# [Excerpted passage]
=== Section Start ===

I am currently not looking for work, I am however receiving emails from people to offer me new roles.
So far I have received one which required a bi-lingual credit controller with four years of experience to commute 5 days a week as they don’t offer home working at all. Along with 20 days leave for the first 5 years. £19,500 a year.
Today – an administrator role which requires organising business travel, hospitality lunches, and all other admin busy work. Again 5 days a week with no home based options. £20,000-£22,000.

Then all I’m seeing is business complaining they have lots of vacancies – the salary range is why.

Any of the rest of you noticed this?

30 comments
  1. My company are struggling to hire while also claiming they are paying ‘market rate’ (probably data collected in 2013). Its getting so bad.

  2. I signed up with a recruitment agency as an IT graduate in 2008.

    I received my first email from them 13 years later, suggesting a job as a receptionist at a dental surgery.

  3. because for some reason, many companies think it’s better to hire monkeys for low pay, than pay a decent wage and get decent employeers.

    Plus they know there are desperate people looking for work who will take the pathetic wages because they dont have a choice.

  4. Wages are stale, I’ve been contracting for about 6 years now and am still on roughly the same rate, it sucks but can’t really do anything about it

  5. It really depends on the industry. I used to be an Accounts Assistant (similar level to a credit controller doing AP) in 2015 on £20k. Everything else was the same. It really wouldn’t surprise me if they’re still paying that role sub 25k. Then again hospitality is notorious for paying terribly and working everything out of you.

    Also, on the more junior side its harder to push for more as lots of people would be going for it and there’s less need to differentiate yourself more than can you do the job for this pay. They’ll just pick the first person they like or whoever can start the quickest.

    As you progress it’s different as there’s more competition but in a more meritorious competition so you can more easily justify paying an extra £5k to someone if they’re better qualified.

    My advice would be to try and push for higher positions (maybe one up from where you’re looking) if you’ve got some of the experience for it. It’s better to push and be unsuccessful than to simply settle for the lowest they’ll offer if you can.

  6. Lazy recruiters send any old shit to everyone. Several times a week I have recruiters contact me about roles for which I am “a great fit” and would give me “opportunity to further my career”. They are invariably significantly more junior roles on about half of my salary, which they would have been able to tell if they had spent thirty seconds looking at my profile.

  7. >So far I have received one which required a bi-lingual credit controller with four years of experience to commute 5 days a week as they don’t offer home working at all. Along with 20 days leave for the first 5 years. £19,500 a year

    That’s £10 per hour, based on 37.5h/week. Adult minimum wage is £10.42.

  8. I frequently get emails/LinkedIn from recruiters offering me entry level roles at 20% of my current wages having done the job for nearly 15 years and now running an entire area of a huge business.

  9. Wages are completely stagnant especially at the junior end of the market. I remember when I was starting my career in the mid 2010s, starter roles would typically pay between 25k-30k in London and 20-25k anywhere else. It’s barely any different now. I recently saw a job ad for a role I applied for in January 2015. The salary offered was exactly the same as it was back then – 23k.

=== Section End ===

# [Data section]
=== Section Start ===

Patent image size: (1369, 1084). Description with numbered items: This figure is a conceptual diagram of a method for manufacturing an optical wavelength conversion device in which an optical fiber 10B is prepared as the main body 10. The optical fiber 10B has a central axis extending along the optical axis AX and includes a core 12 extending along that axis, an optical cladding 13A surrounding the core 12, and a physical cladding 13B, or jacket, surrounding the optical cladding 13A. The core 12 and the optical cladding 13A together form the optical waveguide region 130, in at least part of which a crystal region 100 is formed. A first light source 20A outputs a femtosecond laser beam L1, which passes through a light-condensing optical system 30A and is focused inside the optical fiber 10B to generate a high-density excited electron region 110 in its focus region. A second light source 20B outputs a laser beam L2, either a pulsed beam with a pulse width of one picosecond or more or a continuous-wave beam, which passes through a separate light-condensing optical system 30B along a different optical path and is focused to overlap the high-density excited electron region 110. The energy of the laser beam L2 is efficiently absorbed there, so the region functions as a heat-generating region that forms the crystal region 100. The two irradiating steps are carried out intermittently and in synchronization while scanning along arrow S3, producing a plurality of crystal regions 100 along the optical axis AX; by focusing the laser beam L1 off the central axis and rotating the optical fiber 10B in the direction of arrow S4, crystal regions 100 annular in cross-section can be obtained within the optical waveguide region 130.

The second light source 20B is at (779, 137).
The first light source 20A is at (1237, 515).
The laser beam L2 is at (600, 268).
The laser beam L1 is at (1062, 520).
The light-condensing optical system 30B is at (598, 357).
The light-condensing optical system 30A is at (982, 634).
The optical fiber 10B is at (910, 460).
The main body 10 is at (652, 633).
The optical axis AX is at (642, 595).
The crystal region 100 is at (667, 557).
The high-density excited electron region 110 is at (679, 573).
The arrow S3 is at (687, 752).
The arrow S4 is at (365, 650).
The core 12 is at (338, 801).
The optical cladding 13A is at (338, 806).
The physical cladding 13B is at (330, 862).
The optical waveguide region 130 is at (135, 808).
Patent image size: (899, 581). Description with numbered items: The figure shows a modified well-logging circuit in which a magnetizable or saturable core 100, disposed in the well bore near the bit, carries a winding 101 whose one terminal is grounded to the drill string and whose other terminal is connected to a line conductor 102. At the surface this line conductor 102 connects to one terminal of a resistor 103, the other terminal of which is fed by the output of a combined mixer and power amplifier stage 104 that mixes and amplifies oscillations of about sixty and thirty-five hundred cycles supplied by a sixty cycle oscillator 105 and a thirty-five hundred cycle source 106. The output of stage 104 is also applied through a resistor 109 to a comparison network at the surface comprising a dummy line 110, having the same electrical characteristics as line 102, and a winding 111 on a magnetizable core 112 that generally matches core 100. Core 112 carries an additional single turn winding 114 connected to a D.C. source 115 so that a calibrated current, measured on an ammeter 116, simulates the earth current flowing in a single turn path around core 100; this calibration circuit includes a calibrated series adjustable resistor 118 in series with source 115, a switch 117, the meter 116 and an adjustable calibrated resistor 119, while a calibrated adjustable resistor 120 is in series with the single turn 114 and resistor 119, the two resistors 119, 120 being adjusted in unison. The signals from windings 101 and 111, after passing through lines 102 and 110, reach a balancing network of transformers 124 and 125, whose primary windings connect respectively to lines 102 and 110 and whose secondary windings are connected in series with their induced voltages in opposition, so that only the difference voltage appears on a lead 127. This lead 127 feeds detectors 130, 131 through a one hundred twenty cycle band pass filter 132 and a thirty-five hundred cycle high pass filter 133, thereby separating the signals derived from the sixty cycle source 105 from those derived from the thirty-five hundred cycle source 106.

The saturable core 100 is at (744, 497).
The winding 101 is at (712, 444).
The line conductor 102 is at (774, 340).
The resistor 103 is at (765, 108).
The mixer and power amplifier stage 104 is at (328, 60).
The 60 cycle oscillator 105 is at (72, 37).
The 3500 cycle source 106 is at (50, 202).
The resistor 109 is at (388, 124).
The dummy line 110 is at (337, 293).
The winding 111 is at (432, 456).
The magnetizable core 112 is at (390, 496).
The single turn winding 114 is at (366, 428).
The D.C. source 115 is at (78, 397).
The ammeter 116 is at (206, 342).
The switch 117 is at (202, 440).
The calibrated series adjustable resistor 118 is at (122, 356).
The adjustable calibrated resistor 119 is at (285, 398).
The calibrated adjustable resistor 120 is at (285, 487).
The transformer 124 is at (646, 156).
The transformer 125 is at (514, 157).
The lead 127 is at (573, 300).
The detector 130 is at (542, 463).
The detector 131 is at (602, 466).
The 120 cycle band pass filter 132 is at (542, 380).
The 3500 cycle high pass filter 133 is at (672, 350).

=== Section End ===

# [Task]
Write the next part of the thread about low pay in unsolicited job offers, picking up after its final comment. The data here has no connection to the discussion thread about low salaries in unsolicited job offers.

# [Result below]
  10. Not just the salary but the holiday entitlement is pretty pathetic too. Why do so many companies offer the bare minimum statutory holiday entitlement? Its not exactly going to make them stand out as a wonderful company to work for if they won’t even throw in a few extra days annual leave

  11. There is a sampling/survivorship bias here. The businesses which offer competitive job listings will fill there roles quickly and the shit listings get chucked back into the sea.

  12. I’m a food technologist and visit factories for audits and food safety etc. The general manager came along and complained how people don’t wanna work nowadays or are part time and get top ups in benefits I asked how much they pay per hour, i shit you not the guy replied minimum wage.

  13. A lot of places are purposefully lowballing so they can show there’s nobody to hire here, and it makes their business case for outsourcing much stronger.

    The company I’m leaving are replacing anyone who leaves with a counterpart in Romania, Bulgaria or India because it costs a fraction of a UK salary. In RO the figure is the same but their currency is ~1RON = 20p

  14. Here on the south coast the socials are kicking off because restaurants have been advertising min wage to £12ph for trained chefs.

  15. Salaries are pretty wild – I saw a role I could do for £25k and I’m on over £80k.

    Employers willfully don’t know what to pay – I have spoken to some recruiters and I have spoken to them about this, employers hit back at them. Or I’ve had another telling me that I have this role, talk for 10mins and then say basically 2/3 what I am on. And another suggested I should be more reasonable with my expectations.

    No-one in London should be on less than £30k in my mind, London is very expensive and although inflation is decelerating, it’s still going up and landlords are misers.

  16. Because a lot of companies still believe they’re throwing you bone and should just be glad of the opportunity. Instead of the transaction it is: your time for their cash

  17. Happened to me a few times. I interviewed for a supervisor role at a large building supply chain and got offered the job… with £2/hr below the advertised rate. Told them to swivel.

    Then interviewed for an assistant manager position at a pub (I was a keyholder at a pub at the time and was the same duties). They offered me a position as a “deputy manager” instead which came with about a £6000/Yr pay drop vs what the assistant manager role was advertised as. Also told them to swivel.

  18. I get annoyed that my company doesn’t disclose a salary banding for job applications

    It means we get people we can’t afford applying and clogging up the application portal, but then conversely 2 people I’ve hired, I gave them exactly what they asked for.. but I wish they’d asked for a bit more, I’d have paid then a bit more, but I can’t just pay them for more than they’ve asked for… because it’ll trigger questions into my own behaviour

  19. One of the reasons I am still in retail , most entry office jobs I could get, I would have to have like minimum £5000 a year pay cut from my retail management position, but I wanted to travel and buy things.

  20. I had a recruitment agency contact me about a month ago. No idea where from, I’m not out there looking for work, so haven’t a clue who they were.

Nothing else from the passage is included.